[Zadanie A]
Przetłumacz na angielski zdanie z tekstu o obchodach Święta Niepodległości w Warszawie: „Wyniki i efekty świętowania były smutne i przygnębiające.”

[Fragment tekstu]
Nasza Loteria NaM - pasek na kartach artykułów

Bilans świętowania Dnia Niepodległości w stolicy

Stanisław Cybruch
Stanisław Cybruch
Tegoroczne obchody Święta Niepodległości w Warszawie nie dały nam oczekiwanej satysfakcji ani tym bardziej chluby. Wyniki i efekty świętowania były smutne i przygnębiające. Przyniosły kolejny raz wstyd i hańbę warszawiakom, Polsce i Polakom

Żaden naród w Europie i na świecie, nie może porównać się z nami w tak haniebnych, jak pokazaliśmy się w niedzielę, warunkach piekła na ulicach. Marsz Niepodległości, nazwany tak dla zmyłki i kpiny jego organizatorów, wkrótce po wyruszeniu w trasę grup skrajnie prawicowych z okolic ronda Dmowskiego, stał się areną walk ulicznych, z udziałem kamieni, koszy na śmieci, butelek i ognia.

[Podane wpisy]
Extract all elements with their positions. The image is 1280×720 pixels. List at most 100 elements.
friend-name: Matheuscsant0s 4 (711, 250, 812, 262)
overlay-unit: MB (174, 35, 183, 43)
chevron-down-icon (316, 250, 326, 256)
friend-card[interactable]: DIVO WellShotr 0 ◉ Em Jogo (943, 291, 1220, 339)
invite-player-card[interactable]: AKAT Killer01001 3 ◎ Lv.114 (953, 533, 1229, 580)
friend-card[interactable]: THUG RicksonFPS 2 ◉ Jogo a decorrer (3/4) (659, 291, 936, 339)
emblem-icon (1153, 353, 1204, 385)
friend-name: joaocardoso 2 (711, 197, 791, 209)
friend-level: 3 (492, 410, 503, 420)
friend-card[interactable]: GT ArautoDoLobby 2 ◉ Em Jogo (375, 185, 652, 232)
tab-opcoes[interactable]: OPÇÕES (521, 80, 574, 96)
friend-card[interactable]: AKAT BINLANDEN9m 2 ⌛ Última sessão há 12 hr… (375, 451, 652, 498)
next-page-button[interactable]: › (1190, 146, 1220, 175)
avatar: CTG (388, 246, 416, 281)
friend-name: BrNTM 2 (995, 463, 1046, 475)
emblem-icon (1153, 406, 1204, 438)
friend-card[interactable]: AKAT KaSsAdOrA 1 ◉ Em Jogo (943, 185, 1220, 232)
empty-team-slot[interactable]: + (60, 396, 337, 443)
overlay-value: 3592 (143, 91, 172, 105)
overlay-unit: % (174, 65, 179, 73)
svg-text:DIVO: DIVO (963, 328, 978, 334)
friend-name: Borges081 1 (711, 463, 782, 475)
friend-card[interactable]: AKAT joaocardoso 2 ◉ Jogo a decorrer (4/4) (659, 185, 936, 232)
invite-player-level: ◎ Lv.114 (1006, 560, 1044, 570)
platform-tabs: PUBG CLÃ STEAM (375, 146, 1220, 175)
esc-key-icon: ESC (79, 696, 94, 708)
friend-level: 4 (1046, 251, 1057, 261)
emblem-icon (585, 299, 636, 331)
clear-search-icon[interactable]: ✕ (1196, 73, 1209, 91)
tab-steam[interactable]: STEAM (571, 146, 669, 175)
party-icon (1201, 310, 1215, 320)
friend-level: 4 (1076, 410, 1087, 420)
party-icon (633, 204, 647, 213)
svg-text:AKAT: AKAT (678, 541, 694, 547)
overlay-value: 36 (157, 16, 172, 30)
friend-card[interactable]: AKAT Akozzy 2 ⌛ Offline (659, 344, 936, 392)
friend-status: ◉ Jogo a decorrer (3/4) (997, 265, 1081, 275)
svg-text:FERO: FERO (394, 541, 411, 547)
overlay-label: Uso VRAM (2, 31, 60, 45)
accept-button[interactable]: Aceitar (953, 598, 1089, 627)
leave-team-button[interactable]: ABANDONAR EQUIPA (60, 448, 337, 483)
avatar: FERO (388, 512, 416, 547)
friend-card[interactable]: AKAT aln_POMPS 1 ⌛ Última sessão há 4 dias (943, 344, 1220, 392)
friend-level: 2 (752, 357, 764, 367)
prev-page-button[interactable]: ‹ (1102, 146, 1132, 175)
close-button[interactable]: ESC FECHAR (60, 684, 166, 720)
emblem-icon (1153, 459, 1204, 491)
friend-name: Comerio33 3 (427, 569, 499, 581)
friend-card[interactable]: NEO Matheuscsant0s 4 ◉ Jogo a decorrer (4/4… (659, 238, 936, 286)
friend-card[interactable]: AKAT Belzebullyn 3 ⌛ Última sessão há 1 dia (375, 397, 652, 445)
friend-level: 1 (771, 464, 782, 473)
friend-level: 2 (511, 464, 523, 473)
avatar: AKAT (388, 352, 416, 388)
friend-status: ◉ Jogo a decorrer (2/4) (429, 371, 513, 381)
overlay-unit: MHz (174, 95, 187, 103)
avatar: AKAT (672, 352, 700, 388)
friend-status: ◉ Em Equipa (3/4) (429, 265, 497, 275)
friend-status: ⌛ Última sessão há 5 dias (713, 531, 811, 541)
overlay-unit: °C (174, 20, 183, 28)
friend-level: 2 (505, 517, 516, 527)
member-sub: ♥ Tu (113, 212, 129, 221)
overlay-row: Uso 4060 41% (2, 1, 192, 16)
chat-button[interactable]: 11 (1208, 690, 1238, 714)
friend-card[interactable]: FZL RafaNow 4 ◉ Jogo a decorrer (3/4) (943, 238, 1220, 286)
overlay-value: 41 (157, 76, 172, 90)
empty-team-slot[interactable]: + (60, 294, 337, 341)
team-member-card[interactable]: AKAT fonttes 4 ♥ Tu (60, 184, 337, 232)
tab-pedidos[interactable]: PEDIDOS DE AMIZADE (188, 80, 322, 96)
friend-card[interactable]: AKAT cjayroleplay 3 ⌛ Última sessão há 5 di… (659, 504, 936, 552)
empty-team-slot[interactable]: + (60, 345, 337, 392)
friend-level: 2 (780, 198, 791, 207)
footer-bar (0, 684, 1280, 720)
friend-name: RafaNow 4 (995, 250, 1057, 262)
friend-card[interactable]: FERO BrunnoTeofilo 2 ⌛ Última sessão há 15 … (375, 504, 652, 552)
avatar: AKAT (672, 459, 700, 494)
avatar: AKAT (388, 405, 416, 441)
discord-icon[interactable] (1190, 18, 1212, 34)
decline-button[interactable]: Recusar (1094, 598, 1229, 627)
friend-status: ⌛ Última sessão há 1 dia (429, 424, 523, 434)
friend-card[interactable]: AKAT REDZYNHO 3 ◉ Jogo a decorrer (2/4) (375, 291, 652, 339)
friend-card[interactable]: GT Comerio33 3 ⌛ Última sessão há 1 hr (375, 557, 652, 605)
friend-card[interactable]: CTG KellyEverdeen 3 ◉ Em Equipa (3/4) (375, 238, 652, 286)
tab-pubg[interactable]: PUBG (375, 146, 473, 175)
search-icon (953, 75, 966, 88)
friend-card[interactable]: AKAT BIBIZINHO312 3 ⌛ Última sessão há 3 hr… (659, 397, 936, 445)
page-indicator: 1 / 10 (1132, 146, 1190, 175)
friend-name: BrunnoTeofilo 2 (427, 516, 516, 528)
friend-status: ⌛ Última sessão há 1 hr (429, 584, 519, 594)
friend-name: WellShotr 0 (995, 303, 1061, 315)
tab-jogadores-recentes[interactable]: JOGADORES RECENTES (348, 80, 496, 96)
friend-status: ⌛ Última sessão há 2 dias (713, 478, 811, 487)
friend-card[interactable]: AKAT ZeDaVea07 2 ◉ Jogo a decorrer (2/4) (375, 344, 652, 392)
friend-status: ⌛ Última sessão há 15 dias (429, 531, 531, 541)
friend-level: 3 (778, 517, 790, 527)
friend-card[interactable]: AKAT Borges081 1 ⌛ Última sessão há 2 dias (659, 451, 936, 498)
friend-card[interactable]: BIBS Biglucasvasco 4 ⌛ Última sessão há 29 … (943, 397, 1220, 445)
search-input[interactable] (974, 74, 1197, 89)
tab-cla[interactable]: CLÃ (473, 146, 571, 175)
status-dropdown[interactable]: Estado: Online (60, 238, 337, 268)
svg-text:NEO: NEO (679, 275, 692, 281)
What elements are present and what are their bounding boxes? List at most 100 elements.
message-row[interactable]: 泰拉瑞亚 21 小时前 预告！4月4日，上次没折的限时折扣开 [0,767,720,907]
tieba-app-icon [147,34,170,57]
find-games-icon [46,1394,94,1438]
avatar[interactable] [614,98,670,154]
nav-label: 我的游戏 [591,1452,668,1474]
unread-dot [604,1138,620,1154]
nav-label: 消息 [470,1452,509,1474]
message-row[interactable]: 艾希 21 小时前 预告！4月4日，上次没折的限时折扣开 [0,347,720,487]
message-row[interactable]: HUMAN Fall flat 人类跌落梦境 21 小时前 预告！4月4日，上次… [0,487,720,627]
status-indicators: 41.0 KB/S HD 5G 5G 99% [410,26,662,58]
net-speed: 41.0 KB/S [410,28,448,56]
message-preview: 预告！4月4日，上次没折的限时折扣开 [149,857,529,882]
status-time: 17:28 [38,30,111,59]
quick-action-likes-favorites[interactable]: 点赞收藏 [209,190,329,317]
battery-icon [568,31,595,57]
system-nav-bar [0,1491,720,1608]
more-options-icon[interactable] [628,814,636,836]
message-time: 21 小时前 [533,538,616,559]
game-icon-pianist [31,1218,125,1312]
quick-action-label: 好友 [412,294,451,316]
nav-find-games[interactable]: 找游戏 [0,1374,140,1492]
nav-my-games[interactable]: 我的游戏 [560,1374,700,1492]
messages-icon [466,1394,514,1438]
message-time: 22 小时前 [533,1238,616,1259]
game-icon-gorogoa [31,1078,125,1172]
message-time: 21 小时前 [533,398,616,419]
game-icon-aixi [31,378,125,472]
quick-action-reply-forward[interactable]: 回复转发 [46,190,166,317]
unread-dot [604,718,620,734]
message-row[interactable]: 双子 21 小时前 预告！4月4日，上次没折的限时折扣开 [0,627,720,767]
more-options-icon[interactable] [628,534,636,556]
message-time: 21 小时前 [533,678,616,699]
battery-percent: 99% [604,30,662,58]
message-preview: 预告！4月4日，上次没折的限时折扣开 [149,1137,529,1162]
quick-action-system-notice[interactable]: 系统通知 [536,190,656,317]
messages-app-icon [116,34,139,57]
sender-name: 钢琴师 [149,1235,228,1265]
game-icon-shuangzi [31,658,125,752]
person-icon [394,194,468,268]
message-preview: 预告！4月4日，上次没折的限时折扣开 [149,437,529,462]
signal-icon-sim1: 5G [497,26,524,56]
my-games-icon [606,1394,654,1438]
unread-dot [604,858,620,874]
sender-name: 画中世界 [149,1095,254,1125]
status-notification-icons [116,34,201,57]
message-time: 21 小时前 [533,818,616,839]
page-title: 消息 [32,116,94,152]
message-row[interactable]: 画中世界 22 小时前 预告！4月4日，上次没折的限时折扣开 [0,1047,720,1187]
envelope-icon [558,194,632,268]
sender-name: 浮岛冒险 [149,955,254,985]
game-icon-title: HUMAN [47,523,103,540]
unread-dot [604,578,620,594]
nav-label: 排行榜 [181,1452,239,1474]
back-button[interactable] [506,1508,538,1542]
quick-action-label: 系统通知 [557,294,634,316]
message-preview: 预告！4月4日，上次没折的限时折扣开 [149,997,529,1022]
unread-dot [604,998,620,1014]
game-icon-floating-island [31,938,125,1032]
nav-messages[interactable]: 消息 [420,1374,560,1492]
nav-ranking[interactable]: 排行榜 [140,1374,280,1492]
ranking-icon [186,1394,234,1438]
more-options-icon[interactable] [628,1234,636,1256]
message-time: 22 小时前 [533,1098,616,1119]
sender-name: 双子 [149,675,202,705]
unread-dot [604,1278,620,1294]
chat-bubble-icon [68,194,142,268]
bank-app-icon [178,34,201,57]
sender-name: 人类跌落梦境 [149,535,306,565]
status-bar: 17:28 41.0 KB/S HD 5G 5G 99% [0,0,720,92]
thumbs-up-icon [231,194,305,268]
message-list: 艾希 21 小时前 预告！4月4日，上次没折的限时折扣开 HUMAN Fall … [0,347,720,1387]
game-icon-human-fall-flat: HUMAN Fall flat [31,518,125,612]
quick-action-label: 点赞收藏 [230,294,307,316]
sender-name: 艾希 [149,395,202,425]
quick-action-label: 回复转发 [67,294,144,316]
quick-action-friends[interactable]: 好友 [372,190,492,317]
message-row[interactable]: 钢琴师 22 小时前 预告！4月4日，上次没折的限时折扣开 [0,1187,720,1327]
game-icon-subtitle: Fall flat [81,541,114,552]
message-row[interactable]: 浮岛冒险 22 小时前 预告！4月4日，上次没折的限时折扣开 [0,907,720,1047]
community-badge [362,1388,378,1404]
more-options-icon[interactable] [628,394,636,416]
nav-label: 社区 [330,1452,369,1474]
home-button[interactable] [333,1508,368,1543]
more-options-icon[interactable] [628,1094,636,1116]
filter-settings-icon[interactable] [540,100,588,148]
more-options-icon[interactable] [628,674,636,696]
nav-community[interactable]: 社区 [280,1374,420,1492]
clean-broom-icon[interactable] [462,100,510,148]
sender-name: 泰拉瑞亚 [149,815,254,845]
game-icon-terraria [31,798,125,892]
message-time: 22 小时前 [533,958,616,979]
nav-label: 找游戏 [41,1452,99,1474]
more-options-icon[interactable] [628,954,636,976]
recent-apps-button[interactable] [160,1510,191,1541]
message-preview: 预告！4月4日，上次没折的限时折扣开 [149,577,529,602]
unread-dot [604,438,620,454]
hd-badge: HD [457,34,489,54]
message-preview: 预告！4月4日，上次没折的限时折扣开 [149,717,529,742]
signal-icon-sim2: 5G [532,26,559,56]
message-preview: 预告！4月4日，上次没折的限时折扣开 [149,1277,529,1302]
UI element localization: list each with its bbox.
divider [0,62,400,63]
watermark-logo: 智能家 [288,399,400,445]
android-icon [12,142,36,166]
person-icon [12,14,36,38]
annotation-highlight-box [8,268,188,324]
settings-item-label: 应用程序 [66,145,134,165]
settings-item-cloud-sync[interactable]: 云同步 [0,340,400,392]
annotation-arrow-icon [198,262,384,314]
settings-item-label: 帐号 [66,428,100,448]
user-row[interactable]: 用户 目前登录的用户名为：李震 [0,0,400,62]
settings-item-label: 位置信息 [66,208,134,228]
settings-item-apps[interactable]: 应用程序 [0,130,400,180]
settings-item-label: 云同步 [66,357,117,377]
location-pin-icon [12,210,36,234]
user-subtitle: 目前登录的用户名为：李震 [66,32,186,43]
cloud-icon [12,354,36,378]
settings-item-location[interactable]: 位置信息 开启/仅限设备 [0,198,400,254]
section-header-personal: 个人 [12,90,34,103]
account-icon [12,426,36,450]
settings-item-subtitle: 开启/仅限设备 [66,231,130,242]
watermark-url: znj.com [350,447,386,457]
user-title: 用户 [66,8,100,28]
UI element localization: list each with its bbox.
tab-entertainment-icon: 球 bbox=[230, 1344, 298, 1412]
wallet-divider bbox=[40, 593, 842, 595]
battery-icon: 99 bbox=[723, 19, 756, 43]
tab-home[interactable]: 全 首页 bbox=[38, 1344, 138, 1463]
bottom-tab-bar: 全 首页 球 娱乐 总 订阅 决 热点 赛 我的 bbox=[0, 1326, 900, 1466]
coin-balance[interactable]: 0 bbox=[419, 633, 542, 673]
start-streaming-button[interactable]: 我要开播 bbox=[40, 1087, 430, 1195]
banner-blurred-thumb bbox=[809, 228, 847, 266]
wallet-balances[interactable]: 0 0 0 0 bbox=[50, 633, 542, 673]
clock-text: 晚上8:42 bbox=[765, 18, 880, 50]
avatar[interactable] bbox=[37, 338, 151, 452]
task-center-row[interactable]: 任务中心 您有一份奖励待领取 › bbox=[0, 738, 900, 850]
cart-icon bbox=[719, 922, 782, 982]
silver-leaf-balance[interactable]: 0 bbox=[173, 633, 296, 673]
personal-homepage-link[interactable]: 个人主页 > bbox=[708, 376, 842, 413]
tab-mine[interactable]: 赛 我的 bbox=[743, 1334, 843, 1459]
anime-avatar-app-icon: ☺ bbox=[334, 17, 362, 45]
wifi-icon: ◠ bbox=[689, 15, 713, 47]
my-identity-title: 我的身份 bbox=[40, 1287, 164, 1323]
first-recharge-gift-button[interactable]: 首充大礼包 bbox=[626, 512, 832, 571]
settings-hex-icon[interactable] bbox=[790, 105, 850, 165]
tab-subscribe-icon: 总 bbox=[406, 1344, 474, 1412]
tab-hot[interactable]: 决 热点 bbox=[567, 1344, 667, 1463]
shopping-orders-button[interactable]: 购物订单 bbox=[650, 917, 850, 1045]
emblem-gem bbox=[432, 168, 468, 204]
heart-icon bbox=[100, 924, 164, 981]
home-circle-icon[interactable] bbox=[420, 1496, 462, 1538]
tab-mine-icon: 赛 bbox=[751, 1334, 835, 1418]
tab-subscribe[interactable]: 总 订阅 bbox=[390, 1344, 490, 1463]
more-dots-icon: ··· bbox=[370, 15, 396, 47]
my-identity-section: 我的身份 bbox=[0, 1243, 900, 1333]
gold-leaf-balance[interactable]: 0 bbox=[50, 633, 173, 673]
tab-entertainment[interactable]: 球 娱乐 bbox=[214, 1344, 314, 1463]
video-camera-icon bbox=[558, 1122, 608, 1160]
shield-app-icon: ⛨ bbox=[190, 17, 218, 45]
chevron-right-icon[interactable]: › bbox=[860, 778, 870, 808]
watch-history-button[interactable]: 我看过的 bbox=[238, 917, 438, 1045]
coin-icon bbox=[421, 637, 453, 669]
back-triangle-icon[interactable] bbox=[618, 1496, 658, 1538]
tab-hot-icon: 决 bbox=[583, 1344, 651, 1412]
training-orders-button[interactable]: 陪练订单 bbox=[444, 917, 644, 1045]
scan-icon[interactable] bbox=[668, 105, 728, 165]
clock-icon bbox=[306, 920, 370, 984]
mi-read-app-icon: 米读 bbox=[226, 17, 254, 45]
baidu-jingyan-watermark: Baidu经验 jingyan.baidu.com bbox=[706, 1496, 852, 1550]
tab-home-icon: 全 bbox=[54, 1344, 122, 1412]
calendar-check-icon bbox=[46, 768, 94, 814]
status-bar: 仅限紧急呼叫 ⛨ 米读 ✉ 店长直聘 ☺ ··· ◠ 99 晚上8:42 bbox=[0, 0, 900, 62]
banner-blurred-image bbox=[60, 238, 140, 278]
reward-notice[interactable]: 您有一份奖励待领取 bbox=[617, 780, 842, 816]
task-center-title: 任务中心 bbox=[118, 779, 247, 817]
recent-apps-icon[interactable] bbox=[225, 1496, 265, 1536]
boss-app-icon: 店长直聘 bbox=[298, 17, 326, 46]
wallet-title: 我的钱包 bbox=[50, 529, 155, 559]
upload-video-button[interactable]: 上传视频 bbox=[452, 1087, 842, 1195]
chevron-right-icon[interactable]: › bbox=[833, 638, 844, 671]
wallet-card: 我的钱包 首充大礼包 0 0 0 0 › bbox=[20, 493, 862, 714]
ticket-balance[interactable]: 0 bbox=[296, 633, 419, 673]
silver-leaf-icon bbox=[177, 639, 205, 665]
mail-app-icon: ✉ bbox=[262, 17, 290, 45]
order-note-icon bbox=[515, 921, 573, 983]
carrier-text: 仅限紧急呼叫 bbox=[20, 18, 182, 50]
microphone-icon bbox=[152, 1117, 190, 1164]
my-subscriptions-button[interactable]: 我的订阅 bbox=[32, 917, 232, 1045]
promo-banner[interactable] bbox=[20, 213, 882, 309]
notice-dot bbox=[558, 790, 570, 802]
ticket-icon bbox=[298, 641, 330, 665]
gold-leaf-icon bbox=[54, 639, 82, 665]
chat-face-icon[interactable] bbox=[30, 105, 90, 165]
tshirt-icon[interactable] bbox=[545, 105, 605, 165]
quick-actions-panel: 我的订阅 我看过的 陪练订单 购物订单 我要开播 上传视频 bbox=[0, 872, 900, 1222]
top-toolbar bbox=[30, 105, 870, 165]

[Zadanie B]
Przekształć we wpisach wszystko od samego początku aż po wiersz z „chevron-down-icon (316, 250, 326, 256)” włącznie w listę numerowaną, bez pustych wierszy.

[Odpowiedź A]
The results and effects of the celebration were sad and depressing.

[Odpowiedź B]
1. Extract all elements with their positions. The image is 1280×720 pixels. List at most 100 elements.
2. friend-name: Matheuscsant0s 4 (711, 250, 812, 262)
3. overlay-unit: MB (174, 35, 183, 43)
4. chevron-down-icon (316, 250, 326, 256)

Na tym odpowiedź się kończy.